§ Items from a figure collection:
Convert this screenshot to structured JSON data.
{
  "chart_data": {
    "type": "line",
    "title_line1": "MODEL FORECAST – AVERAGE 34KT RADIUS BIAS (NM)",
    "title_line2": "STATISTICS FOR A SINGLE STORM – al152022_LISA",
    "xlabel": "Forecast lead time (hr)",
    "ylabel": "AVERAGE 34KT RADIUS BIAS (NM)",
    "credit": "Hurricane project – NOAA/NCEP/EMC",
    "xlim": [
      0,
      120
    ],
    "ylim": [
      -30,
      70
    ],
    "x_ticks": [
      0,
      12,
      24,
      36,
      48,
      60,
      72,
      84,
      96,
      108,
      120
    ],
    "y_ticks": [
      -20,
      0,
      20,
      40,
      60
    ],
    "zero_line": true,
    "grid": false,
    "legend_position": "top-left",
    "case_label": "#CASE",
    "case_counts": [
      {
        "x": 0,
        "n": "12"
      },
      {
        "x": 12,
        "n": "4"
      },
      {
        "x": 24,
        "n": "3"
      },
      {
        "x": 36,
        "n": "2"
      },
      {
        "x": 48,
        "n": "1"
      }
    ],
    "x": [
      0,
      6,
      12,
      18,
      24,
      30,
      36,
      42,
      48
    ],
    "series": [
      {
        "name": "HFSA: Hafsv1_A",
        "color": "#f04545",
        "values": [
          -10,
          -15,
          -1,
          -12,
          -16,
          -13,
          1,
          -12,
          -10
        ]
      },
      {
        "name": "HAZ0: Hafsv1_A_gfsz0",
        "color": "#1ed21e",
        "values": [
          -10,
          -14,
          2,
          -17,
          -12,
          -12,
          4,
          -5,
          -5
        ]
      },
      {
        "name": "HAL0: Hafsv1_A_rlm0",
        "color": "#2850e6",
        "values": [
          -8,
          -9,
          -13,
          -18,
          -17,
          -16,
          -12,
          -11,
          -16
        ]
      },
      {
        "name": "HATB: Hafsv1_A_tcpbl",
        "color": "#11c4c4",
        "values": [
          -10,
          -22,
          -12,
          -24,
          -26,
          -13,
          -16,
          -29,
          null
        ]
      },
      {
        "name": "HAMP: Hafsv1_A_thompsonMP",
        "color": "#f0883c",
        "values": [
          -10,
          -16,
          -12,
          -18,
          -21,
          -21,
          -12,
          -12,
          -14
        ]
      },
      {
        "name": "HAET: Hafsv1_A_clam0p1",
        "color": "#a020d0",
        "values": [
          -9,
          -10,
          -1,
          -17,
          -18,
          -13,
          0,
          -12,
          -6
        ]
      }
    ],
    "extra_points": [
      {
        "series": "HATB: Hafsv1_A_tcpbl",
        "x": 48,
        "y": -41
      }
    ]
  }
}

§ Requirements: Return each line that includes "BIAS".

§ Task output:
    "title_line1": "MODEL FORECAST – AVERAGE 34KT RADIUS BIAS (NM)",
    "ylabel": "AVERAGE 34KT RADIUS BIAS (NM)",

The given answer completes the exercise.